TASK TO CARRY OUT: From the material below, list every line containing "chevron".

-- START OF TASK MATERIAL --

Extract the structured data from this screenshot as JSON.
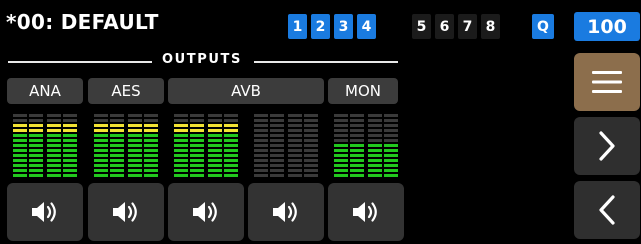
{
  "header": {
    "preset_title": "*00: DEFAULT",
    "banks": [
      {
        "label": "1",
        "active": true
      },
      {
        "label": "2",
        "active": true
      },
      {
        "label": "3",
        "active": true
      },
      {
        "label": "4",
        "active": true
      },
      {
        "label": "5",
        "active": false
      },
      {
        "label": "6",
        "active": false
      },
      {
        "label": "7",
        "active": false
      },
      {
        "label": "8",
        "active": false
      }
    ],
    "q_label": "Q",
    "level_value": "100"
  },
  "outputs": {
    "section_label": "OUTPUTS",
    "groups": [
      {
        "label": "ANA"
      },
      {
        "label": "AES"
      },
      {
        "label": "AVB"
      },
      {
        "label": "MON"
      }
    ],
    "meters": [
      {
        "id": "ana",
        "level_segments": 9,
        "peak_segments": 2
      },
      {
        "id": "aes",
        "level_segments": 9,
        "peak_segments": 2
      },
      {
        "id": "avb-1",
        "level_segments": 9,
        "peak_segments": 2
      },
      {
        "id": "avb-2",
        "level_segments": 0,
        "peak_segments": 0
      },
      {
        "id": "mon",
        "level_segments": 7,
        "peak_segments": 0
      }
    ],
    "mute_icon": "speaker-icon"
  },
  "side_icons": {
    "menu": "hamburger-menu-icon",
    "next": "chevron-right-icon",
    "prev": "chevron-left-icon"
  },
  "colors": {
    "accent_blue": "#1a7be0",
    "menu_tan": "#8c6e4c",
    "meter_green": "#22c81e",
    "meter_yellow": "#f2e233",
    "meter_off": "#3a3a3a"
  }
}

-- END OF TASK MATERIAL --

THE COMPLETED TASK:
    "next": "chevron-right-icon",
    "prev": "chevron-left-icon"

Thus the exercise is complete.